* Given exercise *
Write out the entries below once more, exactly.

-- begin Records supplied --

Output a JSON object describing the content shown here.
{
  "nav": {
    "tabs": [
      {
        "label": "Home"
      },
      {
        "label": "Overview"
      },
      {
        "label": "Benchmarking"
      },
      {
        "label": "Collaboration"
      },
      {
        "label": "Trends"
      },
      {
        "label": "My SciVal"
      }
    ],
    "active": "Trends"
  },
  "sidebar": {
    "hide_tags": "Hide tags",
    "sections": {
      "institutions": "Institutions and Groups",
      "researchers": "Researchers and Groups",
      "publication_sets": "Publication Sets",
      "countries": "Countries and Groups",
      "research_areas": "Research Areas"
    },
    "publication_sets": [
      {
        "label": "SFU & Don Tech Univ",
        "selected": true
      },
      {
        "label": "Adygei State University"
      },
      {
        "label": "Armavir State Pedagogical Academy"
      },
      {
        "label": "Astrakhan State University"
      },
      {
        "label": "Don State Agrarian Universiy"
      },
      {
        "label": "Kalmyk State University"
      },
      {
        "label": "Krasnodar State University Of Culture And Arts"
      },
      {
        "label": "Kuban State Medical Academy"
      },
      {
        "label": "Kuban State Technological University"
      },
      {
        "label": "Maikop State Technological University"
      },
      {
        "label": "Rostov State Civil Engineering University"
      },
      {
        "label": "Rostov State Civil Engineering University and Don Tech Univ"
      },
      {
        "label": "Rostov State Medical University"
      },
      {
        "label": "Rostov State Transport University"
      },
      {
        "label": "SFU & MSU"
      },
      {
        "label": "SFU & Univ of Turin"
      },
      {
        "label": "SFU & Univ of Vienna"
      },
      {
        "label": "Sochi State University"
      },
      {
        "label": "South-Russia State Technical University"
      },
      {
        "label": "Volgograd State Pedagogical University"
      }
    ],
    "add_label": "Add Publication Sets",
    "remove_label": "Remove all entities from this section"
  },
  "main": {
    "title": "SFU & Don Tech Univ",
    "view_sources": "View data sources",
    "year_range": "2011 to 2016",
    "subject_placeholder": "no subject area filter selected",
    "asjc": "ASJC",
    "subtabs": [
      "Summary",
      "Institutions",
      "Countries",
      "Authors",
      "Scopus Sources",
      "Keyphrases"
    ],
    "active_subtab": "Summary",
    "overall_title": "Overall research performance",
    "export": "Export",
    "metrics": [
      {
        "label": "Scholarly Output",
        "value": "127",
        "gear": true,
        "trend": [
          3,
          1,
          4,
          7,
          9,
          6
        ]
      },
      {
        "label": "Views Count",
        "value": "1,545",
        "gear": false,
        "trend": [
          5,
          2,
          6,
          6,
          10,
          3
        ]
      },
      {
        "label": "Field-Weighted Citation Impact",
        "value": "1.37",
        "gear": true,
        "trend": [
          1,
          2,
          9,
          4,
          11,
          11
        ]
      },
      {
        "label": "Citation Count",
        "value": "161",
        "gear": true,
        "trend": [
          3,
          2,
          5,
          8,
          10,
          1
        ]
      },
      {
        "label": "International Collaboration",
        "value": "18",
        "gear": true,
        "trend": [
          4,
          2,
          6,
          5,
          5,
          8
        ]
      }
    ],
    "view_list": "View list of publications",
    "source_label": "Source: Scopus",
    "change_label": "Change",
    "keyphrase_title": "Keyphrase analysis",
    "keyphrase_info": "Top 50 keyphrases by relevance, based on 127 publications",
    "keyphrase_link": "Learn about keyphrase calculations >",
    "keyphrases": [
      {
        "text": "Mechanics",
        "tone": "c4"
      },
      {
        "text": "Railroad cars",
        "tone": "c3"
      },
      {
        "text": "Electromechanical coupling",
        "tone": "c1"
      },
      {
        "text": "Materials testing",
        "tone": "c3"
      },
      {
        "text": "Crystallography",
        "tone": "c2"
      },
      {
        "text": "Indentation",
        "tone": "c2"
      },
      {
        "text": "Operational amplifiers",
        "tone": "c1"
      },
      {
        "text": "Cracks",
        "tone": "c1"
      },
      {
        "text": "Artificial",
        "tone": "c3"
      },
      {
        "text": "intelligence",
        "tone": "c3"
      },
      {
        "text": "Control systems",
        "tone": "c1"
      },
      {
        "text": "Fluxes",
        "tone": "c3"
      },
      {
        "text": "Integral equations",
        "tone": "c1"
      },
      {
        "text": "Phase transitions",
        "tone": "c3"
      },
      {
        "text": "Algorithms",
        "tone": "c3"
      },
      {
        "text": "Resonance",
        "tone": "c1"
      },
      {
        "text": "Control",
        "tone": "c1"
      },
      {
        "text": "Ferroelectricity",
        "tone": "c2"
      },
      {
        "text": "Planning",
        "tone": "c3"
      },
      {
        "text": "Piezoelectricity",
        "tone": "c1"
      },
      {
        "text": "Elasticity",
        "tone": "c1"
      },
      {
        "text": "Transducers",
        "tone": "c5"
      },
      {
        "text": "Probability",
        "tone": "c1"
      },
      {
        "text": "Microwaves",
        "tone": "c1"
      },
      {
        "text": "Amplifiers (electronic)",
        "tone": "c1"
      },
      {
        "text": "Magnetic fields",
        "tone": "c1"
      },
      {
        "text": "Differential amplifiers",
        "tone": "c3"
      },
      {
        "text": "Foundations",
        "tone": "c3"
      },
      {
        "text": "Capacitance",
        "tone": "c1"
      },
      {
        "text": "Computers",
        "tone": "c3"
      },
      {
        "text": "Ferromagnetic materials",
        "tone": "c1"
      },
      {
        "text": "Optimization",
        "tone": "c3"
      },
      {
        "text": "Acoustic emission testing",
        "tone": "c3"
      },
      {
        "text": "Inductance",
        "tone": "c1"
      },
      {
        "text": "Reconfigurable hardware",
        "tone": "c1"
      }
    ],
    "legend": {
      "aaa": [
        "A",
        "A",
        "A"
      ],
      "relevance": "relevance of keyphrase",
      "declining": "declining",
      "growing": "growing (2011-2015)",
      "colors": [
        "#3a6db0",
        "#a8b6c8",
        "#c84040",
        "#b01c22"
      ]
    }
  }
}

-- end Records supplied --

* Output for this exercise *
Output a JSON object describing the content shown here.
{
  "nav": {
    "tabs": [
      {
        "label": "Home"
      },
      {
        "label": "Overview"
      },
      {
        "label": "Benchmarking"
      },
      {
        "label": "Collaboration"
      },
      {
        "label": "Trends"
      },
      {
        "label": "My SciVal"
      }
    ],
    "active": "Trends"
  },
  "sidebar": {
    "hide_tags": "Hide tags",
    "sections": {
      "institutions": "Institutions and Groups",
      "researchers": "Researchers and Groups",
      "publication_sets": "Publication Sets",
      "countries": "Countries and Groups",
      "research_areas": "Research Areas"
    },
    "publication_sets": [
      {
        "label": "SFU & Don Tech Univ",
        "selected": true
      },
      {
        "label": "Adygei State University"
      },
      {
        "label": "Armavir State Pedagogical Academy"
      },
      {
        "label": "Astrakhan State University"
      },
      {
        "label": "Don State Agrarian Universiy"
      },
      {
        "label": "Kalmyk State University"
      },
      {
        "label": "Krasnodar State University Of Culture And Arts"
      },
      {
        "label": "Kuban State Medical Academy"
      },
      {
        "label": "Kuban State Technological University"
      },
      {
        "label": "Maikop State Technological University"
      },
      {
        "label": "Rostov State Civil Engineering University"
      },
      {
        "label": "Rostov State Civil Engineering University and Don Tech Univ"
      },
      {
        "label": "Rostov State Medical University"
      },
      {
        "label": "Rostov State Transport University"
      },
      {
        "label": "SFU & MSU"
      },
      {
        "label": "SFU & Univ of Turin"
      },
      {
        "label": "SFU & Univ of Vienna"
      },
      {
        "label": "Sochi State University"
      },
      {
        "label": "South-Russia State Technical University"
      },
      {
        "label": "Volgograd State Pedagogical University"
      }
    ],
    "add_label": "Add Publication Sets",
    "remove_label": "Remove all entities from this section"
  },
  "main": {
    "title": "SFU & Don Tech Univ",
    "view_sources": "View data sources",
    "year_range": "2011 to 2016",
    "subject_placeholder": "no subject area filter selected",
    "asjc": "ASJC",
    "subtabs": [
      "Summary",
      "Institutions",
      "Countries",
      "Authors",
      "Scopus Sources",
      "Keyphrases"
    ],
    "active_subtab": "Summary",
    "overall_title": "Overall research performance",
    "export": "Export",
    "metrics": [
      {
        "label": "Scholarly Output",
        "value": "127",
        "gear": true,
        "trend": [
          3,
          1,
          4,
          7,
          9,
          6
        ]
      },
      {
        "label": "Views Count",
        "value": "1,545",
        "gear": false,
        "trend": [
          5,
          2,
          6,
          6,
          10,
          3
        ]
      },
      {
        "label": "Field-Weighted Citation Impact",
        "value": "1.37",
        "gear": true,
        "trend": [
          1,
          2,
          9,
          4,
          11,
          11
        ]
      },
      {
        "label": "Citation Count",
        "value": "161",
        "gear": true,
        "trend": [
          3,
          2,
          5,
          8,
          10,
          1
        ]
      },
      {
        "label": "International Collaboration",
        "value": "18",
        "gear": true,
        "trend": [
          4,
          2,
          6,
          5,
          5,
          8
        ]
      }
    ],
    "view_list": "View list of publications",
    "source_label": "Source: Scopus",
    "change_label": "Change",
    "keyphrase_title": "Keyphrase analysis",
    "keyphrase_info": "Top 50 keyphrases by relevance, based on 127 publications",
    "keyphrase_link": "Learn about keyphrase calculations >",
    "keyphrases": [
      {
        "text": "Mechanics",
        "tone": "c4"
      },
      {
        "text": "Railroad cars",
        "tone": "c3"
      },
      {
        "text": "Electromechanical coupling",
        "tone": "c1"
      },
      {
        "text": "Materials testing",
        "tone": "c3"
      },
      {
        "text": "Crystallography",
        "tone": "c2"
      },
      {
        "text": "Indentation",
        "tone": "c2"
      },
      {
        "text": "Operational amplifiers",
        "tone": "c1"
      },
      {
        "text": "Cracks",
        "tone": "c1"
      },
      {
        "text": "Artificial",
        "tone": "c3"
      },
      {
        "text": "intelligence",
        "tone": "c3"
      },
      {
        "text": "Control systems",
        "tone": "c1"
      },
      {
        "text": "Fluxes",
        "tone": "c3"
      },
      {
        "text": "Integral equations",
        "tone": "c1"
      },
      {
        "text": "Phase transitions",
        "tone": "c3"
      },
      {
        "text": "Algorithms",
        "tone": "c3"
      },
      {
        "text": "Resonance",
        "tone": "c1"
      },
      {
        "text": "Control",
        "tone": "c1"
      },
      {
        "text": "Ferroelectricity",
        "tone": "c2"
      },
      {
        "text": "Planning",
        "tone": "c3"
      },
      {
        "text": "Piezoelectricity",
        "tone": "c1"
      },
      {
        "text": "Elasticity",
        "tone": "c1"
      },
      {
        "text": "Transducers",
        "tone": "c5"
      },
      {
        "text": "Probability",
        "tone": "c1"
      },
      {
        "text": "Microwaves",
        "tone": "c1"
      },
      {
        "text": "Amplifiers (electronic)",
        "tone": "c1"
      },
      {
        "text": "Magnetic fields",
        "tone": "c1"
      },
      {
        "text": "Differential amplifiers",
        "tone": "c3"
      },
      {
        "text": "Foundations",
        "tone": "c3"
      },
      {
        "text": "Capacitance",
        "tone": "c1"
      },
      {
        "text": "Computers",
        "tone": "c3"
      },
      {
        "text": "Ferromagnetic materials",
        "tone": "c1"
      },
      {
        "text": "Optimization",
        "tone": "c3"
      },
      {
        "text": "Acoustic emission testing",
        "tone": "c3"
      },
      {
        "text": "Inductance",
        "tone": "c1"
      },
      {
        "text": "Reconfigurable hardware",
        "tone": "c1"
      }
    ],
    "legend": {
      "aaa": [
        "A",
        "A",
        "A"
      ],
      "relevance": "relevance of keyphrase",
      "declining": "declining",
      "growing": "growing (2011-2015)",
      "colors": [
        "#3a6db0",
        "#a8b6c8",
        "#c84040",
        "#b01c22"
      ]
    }
  }
}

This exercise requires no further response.